Arrange everything from the start of the material down to and including the line containing "contract-title: 南京简易服装买卖合同 (294, 146, 499, 170)" as a numbered list, leaving out any blank lines.

** Start of DATASET ROWS **

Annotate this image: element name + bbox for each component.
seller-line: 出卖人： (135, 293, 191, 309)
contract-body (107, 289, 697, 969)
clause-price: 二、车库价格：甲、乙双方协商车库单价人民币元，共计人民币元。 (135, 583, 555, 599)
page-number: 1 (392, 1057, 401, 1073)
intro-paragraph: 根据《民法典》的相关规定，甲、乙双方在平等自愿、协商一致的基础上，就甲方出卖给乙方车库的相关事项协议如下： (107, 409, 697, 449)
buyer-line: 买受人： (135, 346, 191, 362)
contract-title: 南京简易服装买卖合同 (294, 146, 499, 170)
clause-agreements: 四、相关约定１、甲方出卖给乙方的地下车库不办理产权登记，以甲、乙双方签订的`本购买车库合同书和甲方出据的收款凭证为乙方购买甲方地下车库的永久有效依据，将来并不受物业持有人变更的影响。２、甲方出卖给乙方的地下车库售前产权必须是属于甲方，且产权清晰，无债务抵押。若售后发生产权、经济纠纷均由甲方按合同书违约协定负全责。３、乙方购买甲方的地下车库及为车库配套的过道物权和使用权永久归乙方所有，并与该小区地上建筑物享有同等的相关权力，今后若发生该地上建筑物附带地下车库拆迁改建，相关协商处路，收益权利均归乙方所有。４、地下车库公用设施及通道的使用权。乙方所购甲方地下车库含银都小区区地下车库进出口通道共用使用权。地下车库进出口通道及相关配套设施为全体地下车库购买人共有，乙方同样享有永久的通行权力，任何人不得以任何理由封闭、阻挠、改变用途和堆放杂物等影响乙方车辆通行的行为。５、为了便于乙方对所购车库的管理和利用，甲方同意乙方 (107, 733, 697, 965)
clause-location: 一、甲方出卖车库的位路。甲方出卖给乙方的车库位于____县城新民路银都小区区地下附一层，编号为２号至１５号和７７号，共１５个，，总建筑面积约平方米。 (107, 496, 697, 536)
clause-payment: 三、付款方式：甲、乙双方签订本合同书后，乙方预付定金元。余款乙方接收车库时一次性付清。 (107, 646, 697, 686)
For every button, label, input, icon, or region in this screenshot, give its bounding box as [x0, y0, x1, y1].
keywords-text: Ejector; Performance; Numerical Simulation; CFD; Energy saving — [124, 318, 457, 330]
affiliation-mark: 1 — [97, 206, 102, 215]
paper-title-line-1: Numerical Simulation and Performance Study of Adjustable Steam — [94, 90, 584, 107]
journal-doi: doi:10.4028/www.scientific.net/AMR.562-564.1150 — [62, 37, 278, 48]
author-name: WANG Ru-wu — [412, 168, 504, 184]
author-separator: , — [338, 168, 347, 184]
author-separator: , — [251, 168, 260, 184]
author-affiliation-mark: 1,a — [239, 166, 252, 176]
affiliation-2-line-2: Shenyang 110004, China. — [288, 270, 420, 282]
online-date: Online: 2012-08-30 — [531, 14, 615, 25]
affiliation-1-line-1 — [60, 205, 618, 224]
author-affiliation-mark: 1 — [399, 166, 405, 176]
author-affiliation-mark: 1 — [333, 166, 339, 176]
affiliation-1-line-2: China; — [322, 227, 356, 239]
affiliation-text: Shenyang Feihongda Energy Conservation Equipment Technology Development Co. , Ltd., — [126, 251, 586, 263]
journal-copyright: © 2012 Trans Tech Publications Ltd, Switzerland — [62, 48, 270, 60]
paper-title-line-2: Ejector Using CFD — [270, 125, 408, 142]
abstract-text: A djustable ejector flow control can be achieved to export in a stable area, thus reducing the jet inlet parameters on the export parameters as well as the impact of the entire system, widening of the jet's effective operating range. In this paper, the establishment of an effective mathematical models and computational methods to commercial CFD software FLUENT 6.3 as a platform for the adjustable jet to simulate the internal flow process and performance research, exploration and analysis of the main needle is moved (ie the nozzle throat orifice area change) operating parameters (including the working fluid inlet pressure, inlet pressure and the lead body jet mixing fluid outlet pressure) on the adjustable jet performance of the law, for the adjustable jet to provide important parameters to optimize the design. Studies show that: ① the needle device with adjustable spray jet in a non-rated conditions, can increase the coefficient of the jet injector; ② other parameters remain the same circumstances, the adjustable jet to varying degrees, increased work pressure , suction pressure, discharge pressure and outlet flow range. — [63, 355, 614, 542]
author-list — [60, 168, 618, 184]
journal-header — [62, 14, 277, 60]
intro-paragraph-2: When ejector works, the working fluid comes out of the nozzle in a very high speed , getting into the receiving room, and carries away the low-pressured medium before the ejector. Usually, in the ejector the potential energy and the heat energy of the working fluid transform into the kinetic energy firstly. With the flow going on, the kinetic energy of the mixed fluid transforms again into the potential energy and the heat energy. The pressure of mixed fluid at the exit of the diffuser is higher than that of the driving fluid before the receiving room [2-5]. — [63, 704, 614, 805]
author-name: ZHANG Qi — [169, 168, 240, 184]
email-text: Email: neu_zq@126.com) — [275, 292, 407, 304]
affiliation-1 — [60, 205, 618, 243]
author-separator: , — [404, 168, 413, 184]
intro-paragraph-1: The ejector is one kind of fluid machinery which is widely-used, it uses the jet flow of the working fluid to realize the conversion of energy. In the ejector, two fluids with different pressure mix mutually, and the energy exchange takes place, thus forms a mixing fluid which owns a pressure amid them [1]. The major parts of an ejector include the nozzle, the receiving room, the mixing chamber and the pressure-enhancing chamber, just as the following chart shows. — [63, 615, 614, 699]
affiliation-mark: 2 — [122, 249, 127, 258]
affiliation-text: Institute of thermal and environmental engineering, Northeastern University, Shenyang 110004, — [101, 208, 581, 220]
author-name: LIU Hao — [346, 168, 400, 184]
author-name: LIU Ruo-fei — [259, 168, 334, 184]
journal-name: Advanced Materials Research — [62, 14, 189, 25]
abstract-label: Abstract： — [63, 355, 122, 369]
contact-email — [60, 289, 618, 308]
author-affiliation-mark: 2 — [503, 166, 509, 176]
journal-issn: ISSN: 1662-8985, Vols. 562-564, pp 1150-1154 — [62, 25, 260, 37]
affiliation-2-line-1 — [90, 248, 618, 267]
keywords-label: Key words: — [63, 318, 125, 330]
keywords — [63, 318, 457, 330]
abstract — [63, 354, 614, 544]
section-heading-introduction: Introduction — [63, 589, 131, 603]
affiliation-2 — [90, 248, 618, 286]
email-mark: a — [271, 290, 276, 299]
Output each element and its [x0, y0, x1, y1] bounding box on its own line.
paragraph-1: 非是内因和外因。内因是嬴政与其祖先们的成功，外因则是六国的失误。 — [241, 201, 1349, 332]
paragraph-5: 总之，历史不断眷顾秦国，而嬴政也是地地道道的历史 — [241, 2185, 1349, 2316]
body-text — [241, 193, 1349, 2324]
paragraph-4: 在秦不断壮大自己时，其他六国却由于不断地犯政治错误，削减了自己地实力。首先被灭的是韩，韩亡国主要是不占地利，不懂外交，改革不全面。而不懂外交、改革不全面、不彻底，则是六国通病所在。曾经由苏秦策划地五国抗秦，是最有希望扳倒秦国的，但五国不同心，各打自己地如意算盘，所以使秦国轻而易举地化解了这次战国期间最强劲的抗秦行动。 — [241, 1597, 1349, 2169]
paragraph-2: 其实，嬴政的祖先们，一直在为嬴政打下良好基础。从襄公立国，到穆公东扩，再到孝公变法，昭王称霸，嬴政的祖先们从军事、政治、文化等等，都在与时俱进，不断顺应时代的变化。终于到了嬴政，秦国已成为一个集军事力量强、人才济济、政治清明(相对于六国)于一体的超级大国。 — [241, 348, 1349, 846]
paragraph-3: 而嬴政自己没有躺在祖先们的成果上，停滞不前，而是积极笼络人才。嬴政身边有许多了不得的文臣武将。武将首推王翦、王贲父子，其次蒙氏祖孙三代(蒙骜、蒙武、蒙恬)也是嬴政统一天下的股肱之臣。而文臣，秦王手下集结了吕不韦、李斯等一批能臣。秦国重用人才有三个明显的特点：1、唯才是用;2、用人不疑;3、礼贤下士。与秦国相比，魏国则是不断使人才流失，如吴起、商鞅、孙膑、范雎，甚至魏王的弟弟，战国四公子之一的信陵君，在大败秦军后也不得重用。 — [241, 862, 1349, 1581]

** End of DATASET ROWS **

** RESPONSE **
1. Annotate this image: element name + bbox for each component.
2. seller-line: 出卖人： (135, 293, 191, 309)
3. contract-body (107, 289, 697, 969)
4. clause-price: 二、车库价格：甲、乙双方协商车库单价人民币元，共计人民币元。 (135, 583, 555, 599)
5. page-number: 1 (392, 1057, 401, 1073)
6. intro-paragraph: 根据《民法典》的相关规定，甲、乙双方在平等自愿、协商一致的基础上，就甲方出卖给乙方车库的相关事项协议如下： (107, 409, 697, 449)
7. buyer-line: 买受人： (135, 346, 191, 362)
8. contract-title: 南京简易服装买卖合同 (294, 146, 499, 170)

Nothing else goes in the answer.